Instruction: For the material that follows, list every line containing the word "JSON".

# START OF Records shown

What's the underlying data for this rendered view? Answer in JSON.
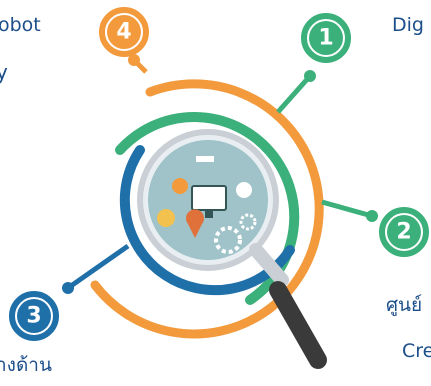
{
  "labels": {
    "robot": "obot",
    "y": "y",
    "digital": "Dig",
    "center": "ศูนย์",
    "creative": "Cre",
    "aspect": "างด้าน"
  },
  "badges": [
    {
      "number": "1",
      "color": "#3bb07a"
    },
    {
      "number": "2",
      "color": "#3bb07a"
    },
    {
      "number": "3",
      "color": "#1f6fa8"
    },
    {
      "number": "4",
      "color": "#f39a3d"
    }
  ],
  "colors": {
    "orange": "#f39a3d",
    "green": "#3bb07a",
    "blue": "#1f6fa8",
    "text": "#1c4f8a",
    "handle": "#3a3a3a"
  }
}
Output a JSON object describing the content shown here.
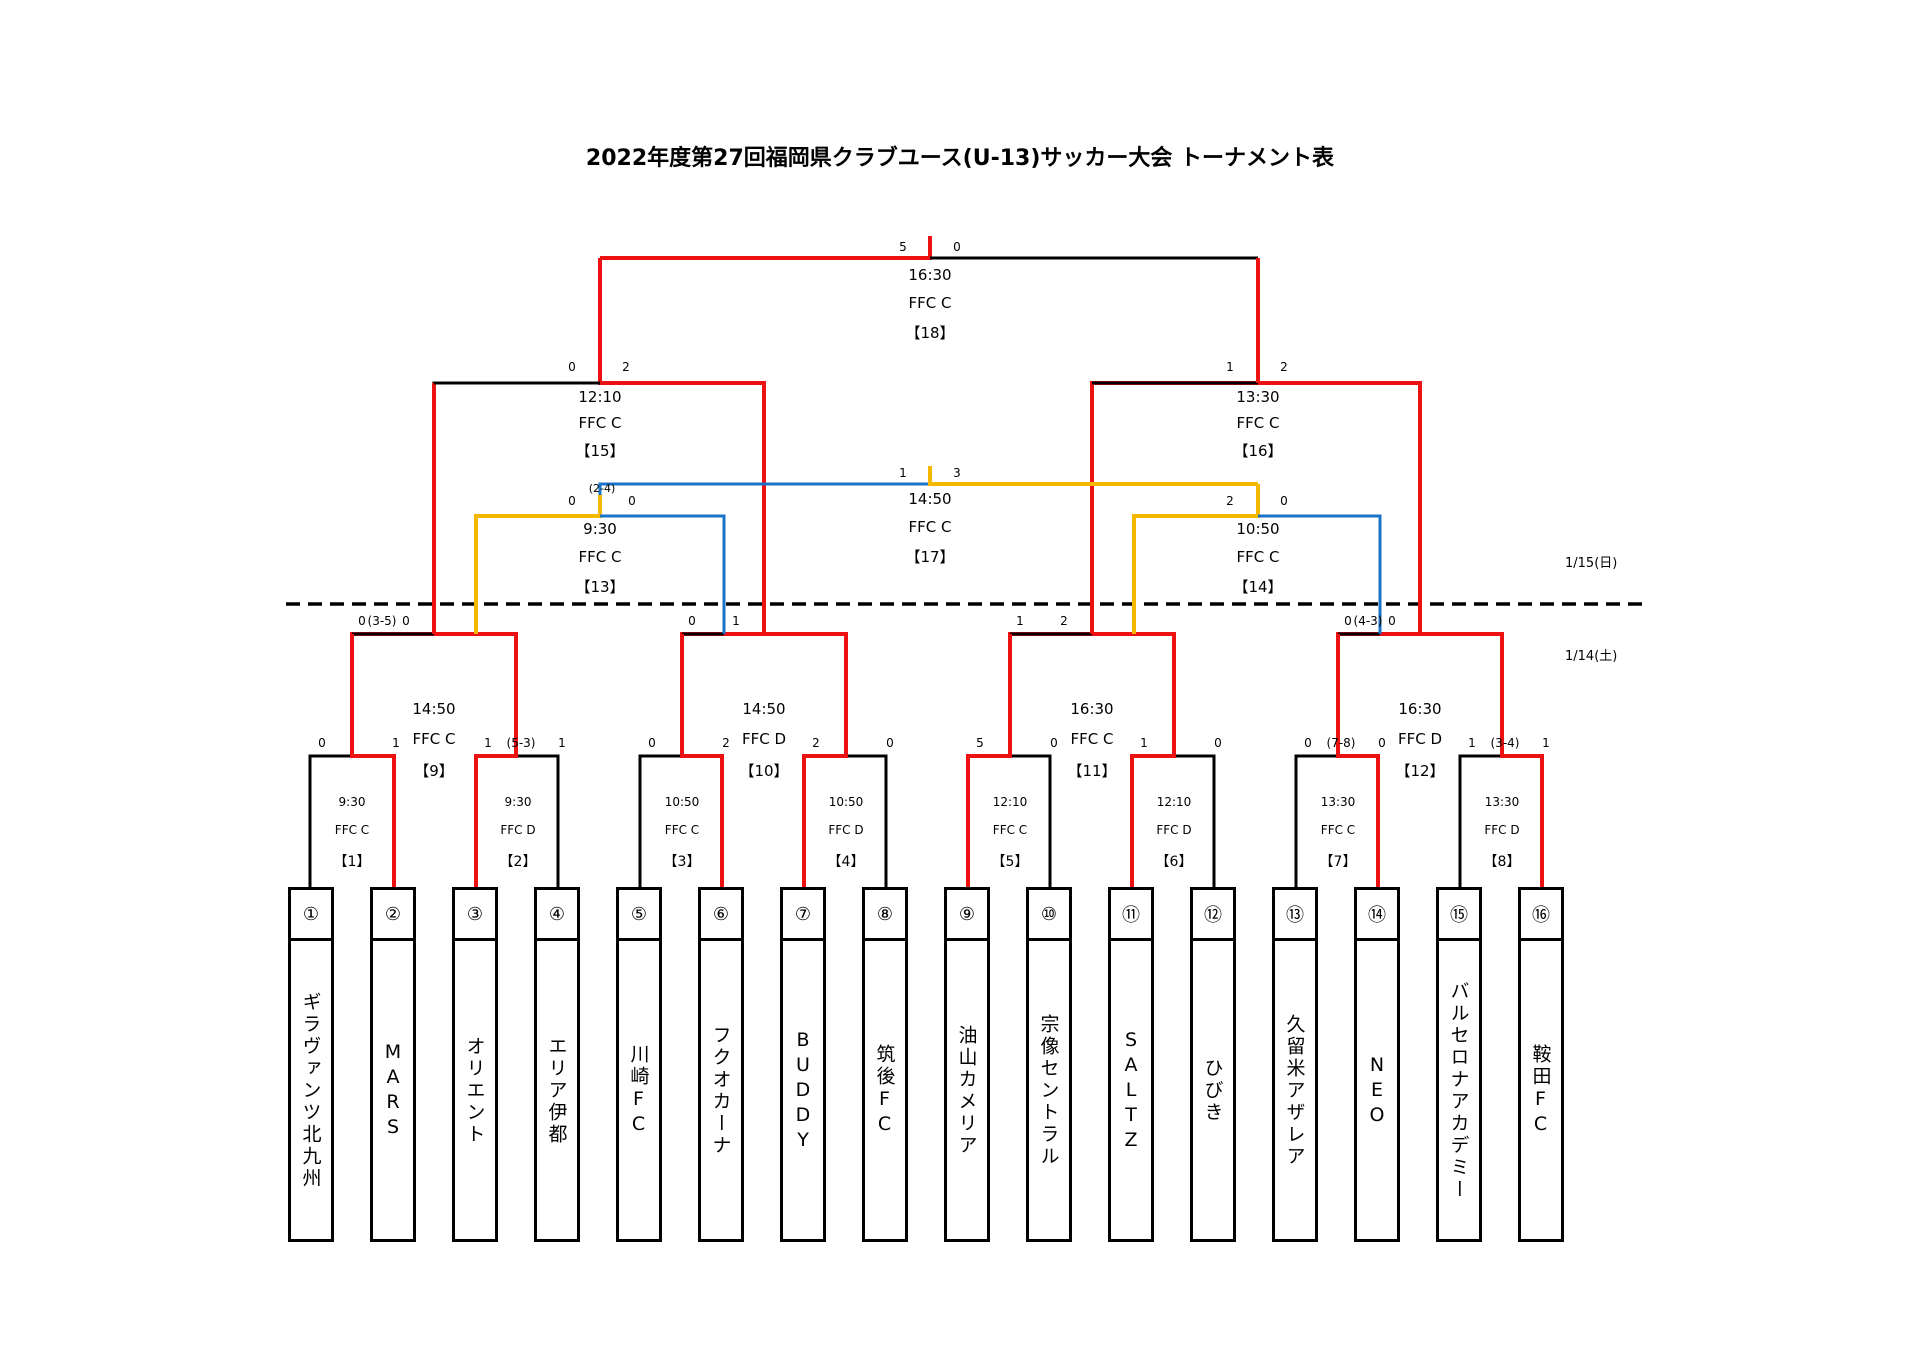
{
  "title": "2022年度第27回福岡県クラブユース(U-13)サッカー大会 トーナメント表",
  "dates": {
    "day2": "1/15(日)",
    "day1": "1/14(土)"
  },
  "teams": [
    {
      "num": "①",
      "name": "ギラヴァンツ北九州"
    },
    {
      "num": "②",
      "name": "MARS"
    },
    {
      "num": "③",
      "name": "オリエント"
    },
    {
      "num": "④",
      "name": "エリア伊都"
    },
    {
      "num": "⑤",
      "name": "川崎FC"
    },
    {
      "num": "⑥",
      "name": "フクオカーナ"
    },
    {
      "num": "⑦",
      "name": "BUDDY"
    },
    {
      "num": "⑧",
      "name": "筑後FC"
    },
    {
      "num": "⑨",
      "name": "油山カメリア"
    },
    {
      "num": "⑩",
      "name": "宗像セントラル"
    },
    {
      "num": "⑪",
      "name": "SALTZ"
    },
    {
      "num": "⑫",
      "name": "ひびき"
    },
    {
      "num": "⑬",
      "name": "久留米アザレア"
    },
    {
      "num": "⑭",
      "name": "NEO"
    },
    {
      "num": "⑮",
      "name": "バルセロナアカデミー"
    },
    {
      "num": "⑯",
      "name": "鞍田FC"
    }
  ],
  "round1": [
    {
      "time": "9:30",
      "field": "FFC C",
      "num": "【1】",
      "left": "0",
      "right": "1"
    },
    {
      "time": "9:30",
      "field": "FFC D",
      "num": "【2】",
      "left": "1",
      "pk": "(5-3)",
      "right": "1"
    },
    {
      "time": "10:50",
      "field": "FFC C",
      "num": "【3】",
      "left": "0",
      "right": "2"
    },
    {
      "time": "10:50",
      "field": "FFC D",
      "num": "【4】",
      "left": "2",
      "right": "0"
    },
    {
      "time": "12:10",
      "field": "FFC C",
      "num": "【5】",
      "left": "5",
      "right": "0"
    },
    {
      "time": "12:10",
      "field": "FFC D",
      "num": "【6】",
      "left": "1",
      "right": "0"
    },
    {
      "time": "13:30",
      "field": "FFC C",
      "num": "【7】",
      "left": "0",
      "pk": "(7-8)",
      "right": "0"
    },
    {
      "time": "13:30",
      "field": "FFC D",
      "num": "【8】",
      "left": "1",
      "pk": "(3-4)",
      "right": "1"
    }
  ],
  "round2": [
    {
      "time": "14:50",
      "field": "FFC C",
      "num": "【9】",
      "left": "0",
      "pk": "(3-5)",
      "right": "0"
    },
    {
      "time": "14:50",
      "field": "FFC D",
      "num": "【10】",
      "left": "0",
      "right": "1"
    },
    {
      "time": "16:30",
      "field": "FFC C",
      "num": "【11】",
      "left": "1",
      "right": "2"
    },
    {
      "time": "16:30",
      "field": "FFC D",
      "num": "【12】",
      "left": "0",
      "pk": "(4-3)",
      "right": "0"
    }
  ],
  "round3": [
    {
      "time": "9:30",
      "field": "FFC C",
      "num": "【13】",
      "left": "0",
      "pk": "(2-4)",
      "right": "0"
    },
    {
      "time": "10:50",
      "field": "FFC C",
      "num": "【14】",
      "left": "2",
      "right": "0"
    }
  ],
  "semis": [
    {
      "time": "12:10",
      "field": "FFC C",
      "num": "【15】",
      "left": "0",
      "right": "2"
    },
    {
      "time": "13:30",
      "field": "FFC C",
      "num": "【16】",
      "left": "1",
      "right": "2"
    }
  ],
  "third": {
    "time": "14:50",
    "field": "FFC C",
    "num": "【17】",
    "left": "1",
    "right": "3"
  },
  "final": {
    "time": "16:30",
    "field": "FFC C",
    "num": "【18】",
    "left": "5",
    "right": "0"
  },
  "colors": {
    "winner": "#ee1111",
    "consolation_win": "#f5b800",
    "consolation_lose": "#1a73c9",
    "line": "#000000"
  }
}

# END OF Records shown

Solution to this exercise:
What's the underlying data for this rendered view? Answer in JSON.
Output a JSON object describing the content shown here.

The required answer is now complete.